— Begin Given entries —

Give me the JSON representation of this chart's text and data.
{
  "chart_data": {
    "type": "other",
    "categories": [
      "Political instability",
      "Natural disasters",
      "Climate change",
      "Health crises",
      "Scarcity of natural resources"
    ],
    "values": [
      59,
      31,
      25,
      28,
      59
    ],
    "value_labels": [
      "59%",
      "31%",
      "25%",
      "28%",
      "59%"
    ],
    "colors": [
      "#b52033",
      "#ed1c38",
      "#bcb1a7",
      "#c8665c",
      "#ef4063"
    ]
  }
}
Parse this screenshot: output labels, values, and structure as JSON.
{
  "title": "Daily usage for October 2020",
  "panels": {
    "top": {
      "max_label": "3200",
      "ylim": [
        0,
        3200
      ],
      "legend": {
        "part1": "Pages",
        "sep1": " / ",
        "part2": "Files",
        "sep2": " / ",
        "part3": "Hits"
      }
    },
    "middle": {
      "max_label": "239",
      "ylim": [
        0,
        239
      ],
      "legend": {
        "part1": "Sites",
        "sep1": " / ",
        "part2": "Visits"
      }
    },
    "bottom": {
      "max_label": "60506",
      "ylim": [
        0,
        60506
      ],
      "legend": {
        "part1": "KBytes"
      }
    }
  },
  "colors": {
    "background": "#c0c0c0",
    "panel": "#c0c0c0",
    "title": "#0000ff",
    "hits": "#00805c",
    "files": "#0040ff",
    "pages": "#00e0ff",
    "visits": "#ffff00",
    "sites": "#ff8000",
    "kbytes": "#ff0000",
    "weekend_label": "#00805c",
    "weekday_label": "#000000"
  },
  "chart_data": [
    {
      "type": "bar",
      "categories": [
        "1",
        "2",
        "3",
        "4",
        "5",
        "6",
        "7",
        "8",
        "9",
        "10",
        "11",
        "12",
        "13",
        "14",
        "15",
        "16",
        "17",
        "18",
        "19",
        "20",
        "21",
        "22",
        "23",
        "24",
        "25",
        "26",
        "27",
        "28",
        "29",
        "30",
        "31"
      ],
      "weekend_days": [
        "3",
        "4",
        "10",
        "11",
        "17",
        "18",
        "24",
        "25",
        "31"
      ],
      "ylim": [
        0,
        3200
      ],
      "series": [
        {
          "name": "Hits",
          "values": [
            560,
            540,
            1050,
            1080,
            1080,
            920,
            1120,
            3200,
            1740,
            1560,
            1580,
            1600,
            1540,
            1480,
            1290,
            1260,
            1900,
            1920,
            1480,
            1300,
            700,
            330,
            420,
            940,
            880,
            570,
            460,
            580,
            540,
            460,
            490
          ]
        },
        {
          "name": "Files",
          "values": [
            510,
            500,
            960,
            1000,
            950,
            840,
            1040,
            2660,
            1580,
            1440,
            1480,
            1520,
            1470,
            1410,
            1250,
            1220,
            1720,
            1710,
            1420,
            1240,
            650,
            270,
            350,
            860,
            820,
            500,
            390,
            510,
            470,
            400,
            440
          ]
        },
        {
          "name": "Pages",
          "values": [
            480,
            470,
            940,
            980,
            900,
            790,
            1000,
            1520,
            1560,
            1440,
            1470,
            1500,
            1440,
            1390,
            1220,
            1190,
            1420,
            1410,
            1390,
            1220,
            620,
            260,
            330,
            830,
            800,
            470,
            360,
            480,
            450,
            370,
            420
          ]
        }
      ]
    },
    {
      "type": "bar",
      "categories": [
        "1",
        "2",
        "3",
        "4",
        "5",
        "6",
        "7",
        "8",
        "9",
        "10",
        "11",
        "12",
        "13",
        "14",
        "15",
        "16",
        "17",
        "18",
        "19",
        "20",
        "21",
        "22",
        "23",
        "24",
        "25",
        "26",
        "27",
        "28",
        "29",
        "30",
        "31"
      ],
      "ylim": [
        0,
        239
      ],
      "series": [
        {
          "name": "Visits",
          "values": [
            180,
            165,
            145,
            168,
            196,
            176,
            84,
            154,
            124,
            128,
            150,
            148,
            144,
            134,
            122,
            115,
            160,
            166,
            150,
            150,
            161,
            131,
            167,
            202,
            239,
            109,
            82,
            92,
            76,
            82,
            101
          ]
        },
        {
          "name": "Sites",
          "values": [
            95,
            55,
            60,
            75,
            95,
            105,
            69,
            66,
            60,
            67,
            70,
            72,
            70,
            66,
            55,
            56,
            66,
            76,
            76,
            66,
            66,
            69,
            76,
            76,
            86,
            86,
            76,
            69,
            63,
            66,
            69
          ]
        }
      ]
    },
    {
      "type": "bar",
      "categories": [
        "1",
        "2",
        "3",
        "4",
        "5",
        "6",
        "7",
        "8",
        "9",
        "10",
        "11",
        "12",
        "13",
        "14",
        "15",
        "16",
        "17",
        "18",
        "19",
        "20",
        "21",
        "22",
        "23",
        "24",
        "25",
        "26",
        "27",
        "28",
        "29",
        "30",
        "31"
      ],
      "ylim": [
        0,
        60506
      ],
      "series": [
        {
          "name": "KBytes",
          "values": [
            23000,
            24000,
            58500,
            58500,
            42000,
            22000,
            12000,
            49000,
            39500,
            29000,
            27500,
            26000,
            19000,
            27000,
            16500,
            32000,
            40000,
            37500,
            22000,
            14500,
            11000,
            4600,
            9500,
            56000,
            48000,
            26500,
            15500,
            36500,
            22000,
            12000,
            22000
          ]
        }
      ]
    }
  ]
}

— End Given entries —

Check every line of the data above for the string "this", and copy those that have it.

Give me the JSON representation of this chart's text and data.
Parse this screenshot: output labels, values, and structure as JSON.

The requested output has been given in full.